[Dataset excerpt]
-=-=-=-=-

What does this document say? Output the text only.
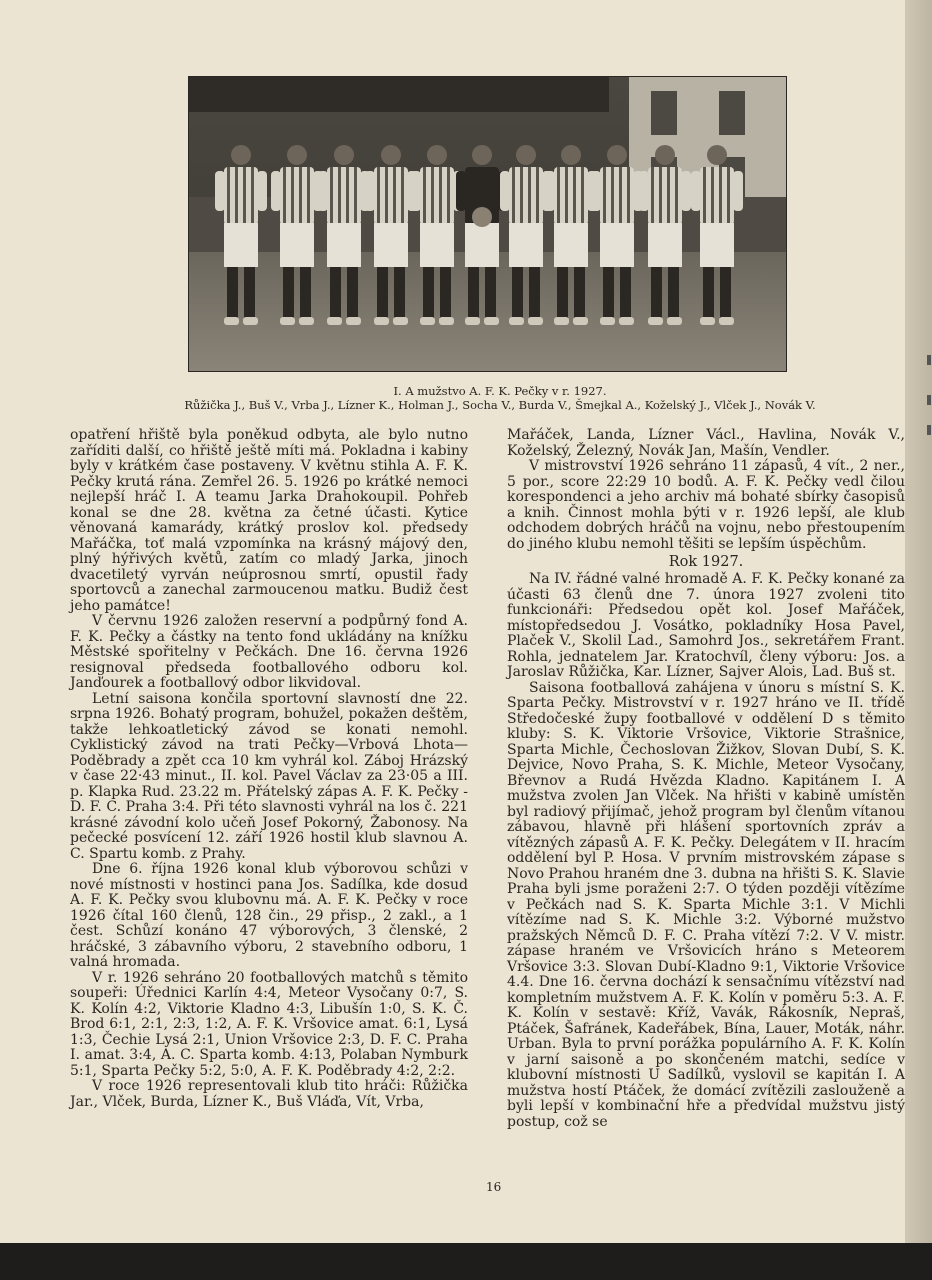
I. A mužstvo A. F. K. Pečky v r. 1927.
Růžička J., Buš V., Vrba J., Lízner K., Holman J., Socha V., Burda V., Šmejkal A., Koželský J., Vlček J., Novák V.

opatření hřiště byla poněkud odbyta, ale bylo nutno zaříditi další, co hřiště ještě míti má. Pokladna i kabiny byly v krátkém čase postaveny. V květnu stihla A. F. K. Pečky krutá rána. Zemřel 26. 5. 1926 po krátké nemoci nejlepší hráč I. A teamu Jarka Drahokoupil. Pohřeb konal se dne 28. května za četné účasti. Kytice věnovaná kamarády, krátký proslov kol. předsedy Mařáčka, toť malá vzpomínka na krásný májový den, plný hýřivých květů, zatím co mladý Jarka, jinoch dvacetiletý vyrván neúprosnou smrtí, opustil řady sportovců a zanechal zarmoucenou matku. Budiž čest jeho památce!

V červnu 1926 založen reservní a podpůrný fond A. F. K. Pečky a částky na tento fond ukládány na knížku Městské spořitelny v Pečkách. Dne 16. června 1926 resignoval předseda footballového odboru kol. Janďourek a footballový odbor likvidoval.

Letní saisona končila sportovní slavností dne 22. srpna 1926. Bohatý program, bohužel, pokažen deštěm, takže lehkoatletický závod se konati nemohl. Cyklistický závod na trati Pečky—Vrbová Lhota—Poděbrady a zpět cca 10 km vyhrál kol. Záboj Hrázský v čase 22·43 minut., II. kol. Pavel Václav za 23·05 a III. p. Klapka Rud. 23.22 m. Přátelský zápas A. F. K. Pečky - D. F. C. Praha 3:4. Při této slavnosti vyhrál na los č. 221 krásné závodní kolo učeň Josef Pokorný, Žabonosy. Na pečecké posvícení 12. září 1926 hostil klub slavnou A. C. Spartu komb. z Prahy.

Dne 6. října 1926 konal klub výborovou schůzi v nové místnosti v hostinci pana Jos. Sadílka, kde dosud A. F. K. Pečky svou klubovnu má. A. F. K. Pečky v roce 1926 čítal 160 členů, 128 čin., 29 přisp., 2 zakl., a 1 čest. Schůzí konáno 47 výborových, 3 členské, 2 hráčské, 3 zábavního výboru, 2 stavebního odboru, 1 valná hromada.

V r. 1926 sehráno 20 footballových matchů s těmito soupeři: Úřednici Karlín 4:4, Meteor Vysočany 0:7, S. K. Kolín 4:2, Viktorie Kladno 4:3, Libušín 1:0, S. K. Č. Brod 6:1, 2:1, 2:3, 1:2, A. F. K. Vršovice amat. 6:1, Lysá 1:3, Čechie Lysá 2:1, Union Vršovice 2:3, D. F. C. Praha I. amat. 3:4, A. C. Sparta komb. 4:13, Polaban Nymburk 5:1, Sparta Pečky 5:2, 5:0, A. F. K. Poděbrady 4:2, 2:2.

V roce 1926 representovali klub tito hráči: Růžička Jar., Vlček, Burda, Lízner K., Buš Vláďa, Vít, Vrba,

Mařáček, Landa, Lízner Václ., Havlina, Novák V., Koželský, Železný, Novák Jan, Mašín, Vendler.

V mistrovství 1926 sehráno 11 zápasů, 4 vít., 2 ner., 5 por., score 22:29 10 bodů. A. F. K. Pečky vedl čilou korespondenci a jeho archiv má bohaté sbírky časopisů a knih. Činnost mohla býti v r. 1926 lepší, ale klub odchodem dobrých hráčů na vojnu, nebo přestoupením do jiného klubu nemohl těšiti se lepším úspěchům.

Rok 1927.

Na IV. řádné valné hromadě A. F. K. Pečky konané za účasti 63 členů dne 7. února 1927 zvoleni tito funkcionáři: Předsedou opět kol. Josef Mařáček, místopředsedou J. Vosátko, pokladníky Hosa Pavel, Plaček V., Skolil Lad., Samohrd Jos., sekretářem Frant. Rohla, jednatelem Jar. Kratochvíl, členy výboru: Jos. a Jaroslav Růžička, Kar. Lízner, Sajver Alois, Lad. Buš st.

Saisona footballová zahájena v únoru s místní S. K. Sparta Pečky. Mistrovství v r. 1927 hráno ve II. třídě Středočeské župy footballové v oddělení D s těmito kluby: S. K. Viktorie Vršovice, Viktorie Strašnice, Sparta Michle, Čechoslovan Žižkov, Slovan Dubí, S. K. Dejvice, Novo Praha, S. K. Michle, Meteor Vysočany, Břevnov a Rudá Hvězda Kladno. Kapitánem I. A mužstva zvolen Jan Vlček. Na hřišti v kabině umístěn byl radiový přijímač, jehož program byl členům vítanou zábavou, hlavně při hlášení sportovních zpráv a vítězných zápasů A. F. K. Pečky. Delegátem v II. hracím oddělení byl P. Hosa. V prvním mistrovském zápase s Novo Prahou hraném dne 3. dubna na hřišti S. K. Slavie Praha byli jsme poraženi 2:7. O týden později vítězíme v Pečkách nad S. K. Sparta Michle 3:1. V Michli vítězíme nad S. K. Michle 3:2. Výborné mužstvo pražských Němců D. F. C. Praha vítězí 7:2. V V. mistr. zápase hraném ve Vršovicích hráno s Meteorem Vršovice 3:3. Slovan Dubí-Kladno 9:1, Viktorie Vršovice 4.4. Dne 16. června dochází k sensačnímu vítězství nad kompletním mužstvem A. F. K. Kolín v poměru 5:3. A. F. K. Kolín v sestavě: Kříž, Vavák, Rákosník, Nepraš, Ptáček, Šafránek, Kadeřábek, Bína, Lauer, Moták, náhr. Urban. Byla to první porážka populárního A. F. K. Kolín v jarní saisoně a po skončeném matchi, sedíce v klubovní místnosti U Sadílků, vyslovil se kapitán I. A mužstva hostí Ptáček, že domácí zvítězili zaslouženě a byli lepší v kombinační hře a předvídal mužstvu jistý postup, což se

16
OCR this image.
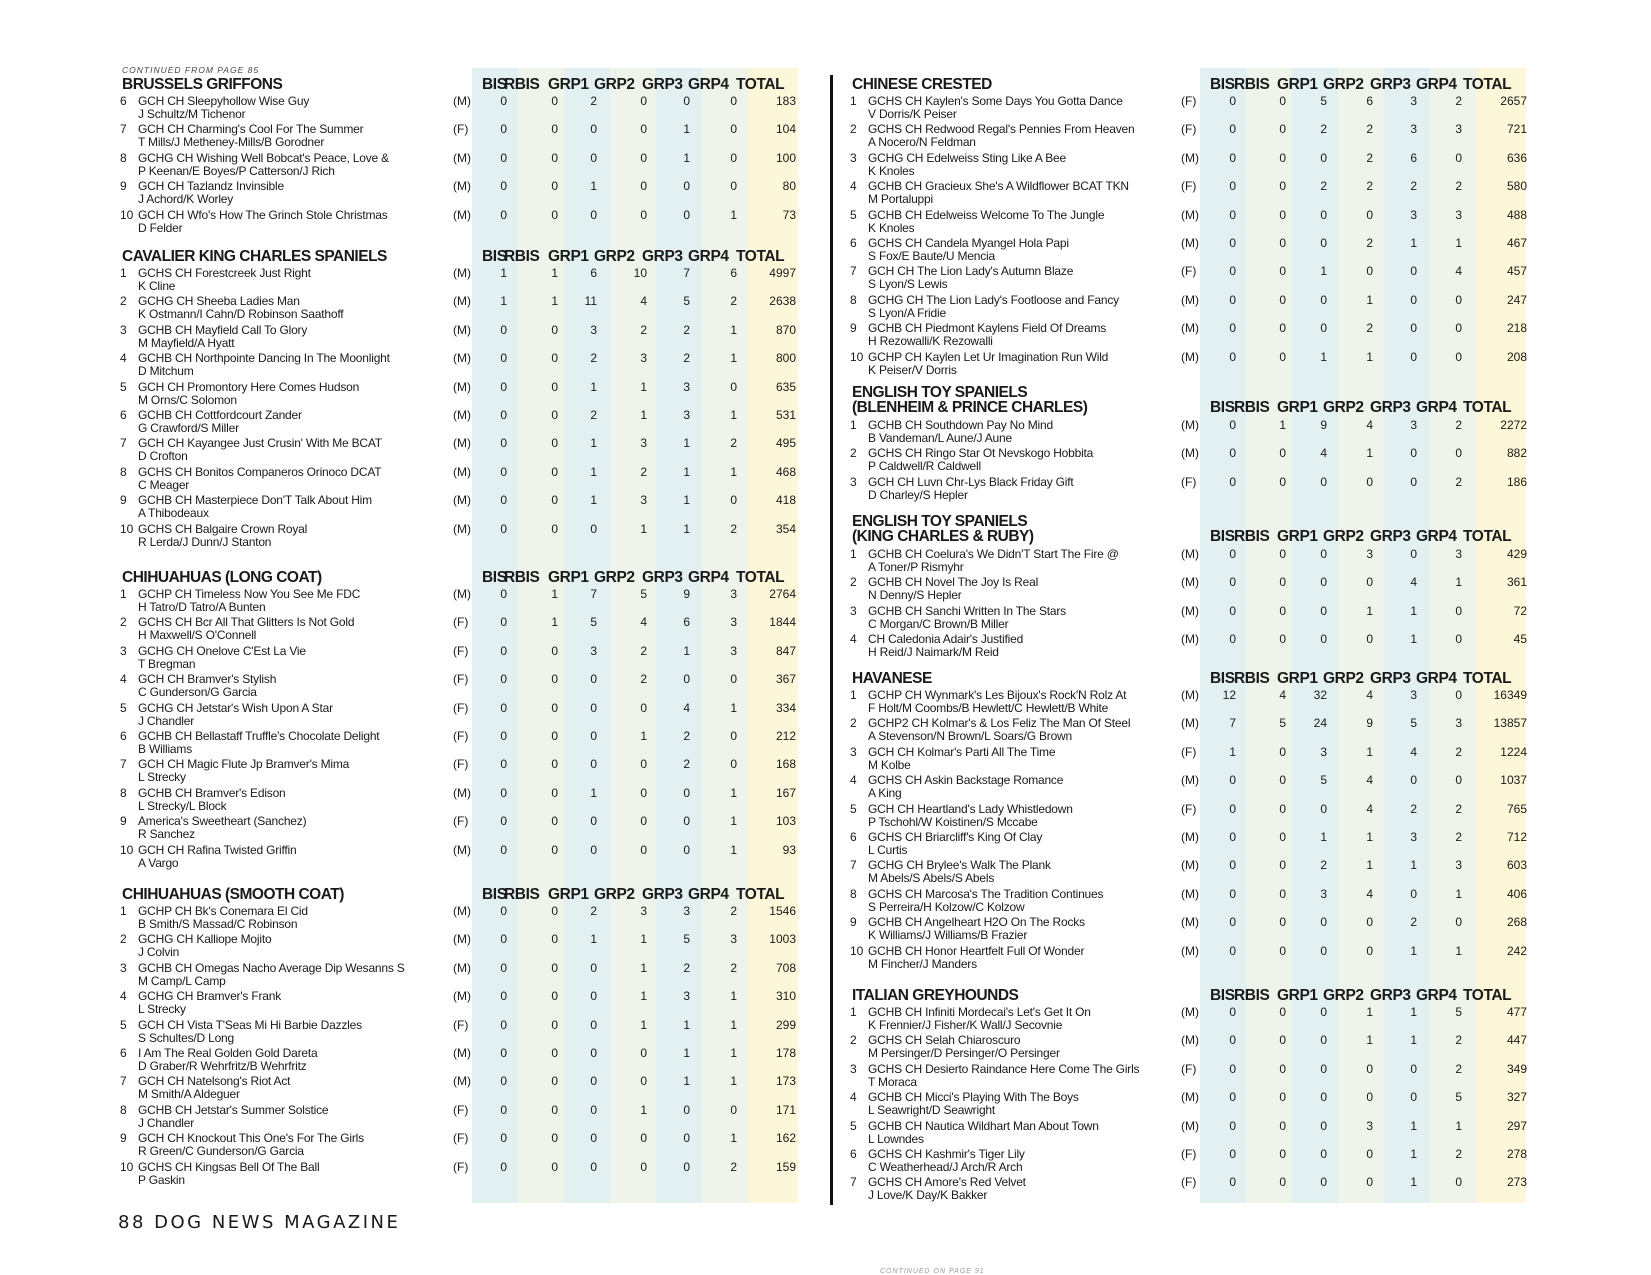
CONTINUED FROM PAGE 85
BRUSSELS GRIFFONS	BIS
RBIS GRP1 GRP2 GRP3 GRP4 TOTAL
6 GCH CH Sleepyhollow Wise Guy
J Schultz/M Tichenor
(M)	0	0	2	0	0	0	183
7 GCH CH Charming's Cool For The Summer
T Mills/J Metheney-Mills/B Gorodner
(F)	0	0	0	0	1	0	104
8 GCHG CH Wishing Well Bobcat's Peace, Love &
P Keenan/E Boyes/P Catterson/J Rich
(M)	0	0	0	0	1	0	100
9 GCH CH Tazlandz Invinsible
J Achord/K Worley
(M)	0	0	1	0	0	0	80
10 GCH CH Wfo's How The Grinch Stole Christmas
D Felder
(M)	0	0	0	0	0	1	73
CAVALIER KING CHARLES SPANIELS	BIS
RBIS GRP1 GRP2 GRP3 GRP4 TOTAL
1 GCHS CH Forestcreek Just Right
K Cline
(M)	1	1	6	10	7	6	4997
2 GCHG CH Sheeba Ladies Man
K Ostmann/I Cahn/D Robinson Saathoff
(M)	1	1	11	4	5	2	2638
3 GCHB CH Mayfield Call To Glory
M Mayfield/A Hyatt
(M)	0	0	3	2	2	1	870
4 GCHB CH Northpointe Dancing In The Moonlight
D Mitchum
(M)	0	0	2	3	2	1	800
5 GCH CH Promontory Here Comes Hudson
M Orns/C Solomon
(M)	0	0	1	1	3	0	635
6 GCHB CH Cottfordcourt Zander
G Crawford/S Miller
(M)	0	0	2	1	3	1	531
7 GCH CH Kayangee Just Crusin' With Me BCAT
D Crofton
(M)	0	0	1	3	1	2	495
8 GCHS CH Bonitos Companeros Orinoco DCAT
C Meager
(M)	0	0	1	2	1	1	468
9 GCHB CH Masterpiece Don'T Talk About Him
A Thibodeaux
(M)	0	0	1	3	1	0	418
10 GCHS CH Balgaire Crown Royal
R Lerda/J Dunn/J Stanton
(M)	0	0	0	1	1	2	354
CHIHUAHUAS (LONG COAT)	BIS
RBIS GRP1 GRP2 GRP3 GRP4 TOTAL
1 GCHP CH Timeless Now You See Me FDC
H Tatro/D Tatro/A Bunten
(M)	0	1	7	5	9	3	2764
2 GCHS CH Bcr All That Glitters Is Not Gold
H Maxwell/S O'Connell
(F)	0	1	5	4	6	3	1844
3 GCHG CH Onelove C'Est La Vie
T Bregman
(F)	0	0	3	2	1	3	847
4 GCH CH Bramver's Stylish
C Gunderson/G Garcia
(F)	0	0	0	2	0	0	367
5 GCHG CH Jetstar's Wish Upon A Star
J Chandler
(F)	0	0	0	0	4	1	334
6 GCHB CH Bellastaff Truffle's Chocolate Delight
B Williams
(F)	0	0	0	1	2	0	212
7 GCH CH Magic Flute Jp Bramver's Mima
L Strecky
(F)	0	0	0	0	2	0	168
8 GCHB CH Bramver's Edison
L Strecky/L Block
(M)	0	0	1	0	0	1	167
9 America's Sweetheart (Sanchez)
R Sanchez
(F)	0	0	0	0	0	1	103
10 GCH CH Rafina Twisted Griffin
A Vargo
(M)	0	0	0	0	0	1	93
CHIHUAHUAS (SMOOTH COAT)	BIS
RBIS GRP1 GRP2 GRP3 GRP4 TOTAL
1 GCHP CH Bk's Conemara El Cid
B Smith/S Massad/C Robinson
(M)	0	0	2	3	3	2	1546
2 GCHG CH Kalliope Mojito
J Colvin
(M)	0	0	1	1	5	3	1003
3 GCHB CH Omegas Nacho Average Dip Wesanns S
M Camp/L Camp
(M)	0	0	0	1	2	2	708
4 GCHG CH Bramver's Frank
L Strecky
(M)	0	0	0	1	3	1	310
5 GCH CH Vista T'Seas Mi Hi Barbie Dazzles
S Schultes/D Long
(F)	0	0	0	1	1	1	299
6 I Am The Real Golden Gold Dareta
D Graber/R Wehrfritz/B Wehrfritz
(M)	0	0	0	0	1	1	178
7 GCH CH Natelsong's Riot Act
M Smith/A Aldeguer
(M)	0	0	0	0	1	1	173
8 GCHB CH Jetstar's Summer Solstice
J Chandler
(F)	0	0	0	1	0	0	171
9 GCH CH Knockout This One's For The Girls
R Green/C Gunderson/G Garcia
(F)	0	0	0	0	0	1	162
10 GCHS CH Kingsas Bell Of The Ball
P Gaskin
(F)	0	0	0	0	0	2	159
CHINESE CRESTED	BIS RBIS GRP1 GRP2 GRP3 GRP4 TOTAL
1 GCHS CH Kaylen's Some Days You Gotta Dance
V Dorris/K Peiser
(F)	0	0	5	6	3	2	2657
2 GCHS CH Redwood Regal's Pennies From Heaven
A Nocero/N Feldman
(F)	0	0	2	2	3	3	721
3 GCHG CH Edelweiss Sting Like A Bee
K Knoles
(M)	0	0	0	2	6	0	636
4 GCHB CH Gracieux She's A Wildflower BCAT TKN
M Portaluppi
(F)	0	0	2	2	2	2	580
5 GCHB CH Edelweiss Welcome To The Jungle
K Knoles
(M)	0	0	0	0	3	3	488
6 GCHS CH Candela Myangel Hola Papi
S Fox/E Baute/U Mencia
(M)	0	0	0	2	1	1	467
7 GCH CH The Lion Lady's Autumn Blaze
S Lyon/S Lewis
(F)	0	0	1	0	0	4	457
8 GCHG CH The Lion Lady's Footloose and Fancy
S Lyon/A Fridie
(M)	0	0	0	1	0	0	247
9 GCHB CH Piedmont Kaylens Field Of Dreams
H Rezowalli/K Rezowalli
(M)	0	0	0	2	0	0	218
10 GCHP CH Kaylen Let Ur Imagination Run Wild
K Peiser/V Dorris
(M)	0	0	1	1	0	0	208
ENGLISH TOY SPANIELS
(BLENHEIM & PRINCE CHARLES)	BIS RBIS GRP1 GRP2 GRP3 GRP4 TOTAL
1 GCHB CH Southdown Pay No Mind
B Vandeman/L Aune/J Aune
(M)	0	1	9	4	3	2	2272
2 GCHS CH Ringo Star Ot Nevskogo Hobbita
P Caldwell/R Caldwell
(M)	0	0	4	1	0	0	882
3 GCH CH Luvn Chr-Lys Black Friday Gift
D Charley/S Hepler
(F)	0	0	0	0	0	2	186
ENGLISH TOY SPANIELS
(KING CHARLES & RUBY)	BIS RBIS GRP1 GRP2 GRP3 GRP4 TOTAL
1 GCHB CH Coelura's We Didn'T Start The Fire @
A Toner/P Rismyhr
(M)	0	0	0	3	0	3	429
2 GCHB CH Novel The Joy Is Real
N Denny/S Hepler
(M)	0	0	0	0	4	1	361
3 GCHB CH Sanchi Written In The Stars
C Morgan/C Brown/B Miller
(M)	0	0	0	1	1	0	72
4 CH Caledonia Adair's Justified
H Reid/J Naimark/M Reid
(M)	0	0	0	0	1	0	45
HAVANESE	BIS RBIS GRP1 GRP2 GRP3 GRP4 TOTAL
1 GCHP CH Wynmark's Les Bijoux's Rock'N Rolz At
F Holt/M Coombs/B Hewlett/C Hewlett/B White
(M)	12	4	32	4	3	0	16349
2 GCHP2 CH Kolmar's & Los Feliz The Man Of Steel
A Stevenson/N Brown/L Soars/G Brown
(M)	7	5	24	9	5	3	13857
3 GCH CH Kolmar's Parti All The Time
M Kolbe
(F)	1	0	3	1	4	2	1224
4 GCHS CH Askin Backstage Romance
A King
(M)	0	0	5	4	0	0	1037
5 GCH CH Heartland's Lady Whistledown
P Tschohl/W Koistinen/S Mccabe
(F)	0	0	0	4	2	2	765
6 GCHS CH Briarcliff's King Of Clay
L Curtis
(M)	0	0	1	1	3	2	712
7 GCHG CH Brylee's Walk The Plank
M Abels/S Abels/S Abels
(M)	0	0	2	1	1	3	603
8 GCHS CH Marcosa's The Tradition Continues
S Perreira/H Kolzow/C Kolzow
(M)	0	0	3	4	0	1	406
9 GCHB CH Angelheart H2O On The Rocks
K Williams/J Williams/B Frazier
(M)	0	0	0	0	2	0	268
10 GCHB CH Honor Heartfelt Full Of Wonder
M Fincher/J Manders
(M)	0	0	0	0	1	1	242
ITALIAN GREYHOUNDS	BIS RBIS GRP1 GRP2 GRP3 GRP4 TOTAL
1 GCHB CH Infiniti Mordecai's Let's Get It On
K Frennier/J Fisher/K Wall/J Secovnie
(M)	0	0	0	1	1	5	477
2 GCHS CH Selah Chiaroscuro
M Persinger/D Persinger/O Persinger
(M)	0	0	0	1	1	2	447
3 GCHS CH Desierto Raindance Here Come The Girls
T Moraca
(F)	0	0	0	0	0	2	349
4 GCHB CH Micci's Playing With The Boys
L Seawright/D Seawright
(M)	0	0	0	0	0	5	327
5 GCHB CH Nautica Wildhart Man About Town
L Lowndes
(M)	0	0	0	3	1	1	297
6 GCHS CH Kashmir's Tiger Lily
C Weatherhead/J Arch/R Arch
(F)	0	0	0	0	1	2	278
7 GCHS CH Amore's Red Velvet
J Love/K Day/K Bakker
(F)	0	0	0	0	1	0	273
88 DOG NEWS MAGAZINE
CONTINUED ON PAGE 91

-=-=-=-=-

WHAT THIS TASK INVOLVES >> From the records given above, copy all lines containing "Vrba".

OUTPUT OF THE TASK >>
Růžička J., Buš V., Vrba J., Lízner K., Holman J., Socha V., Burda V., Šmejkal A., Koželský J., Vlček J., Novák V.
V roce 1926 representovali klub tito hráči: Růžička Jar., Vlček, Burda, Lízner K., Buš Vláďa, Vít, Vrba,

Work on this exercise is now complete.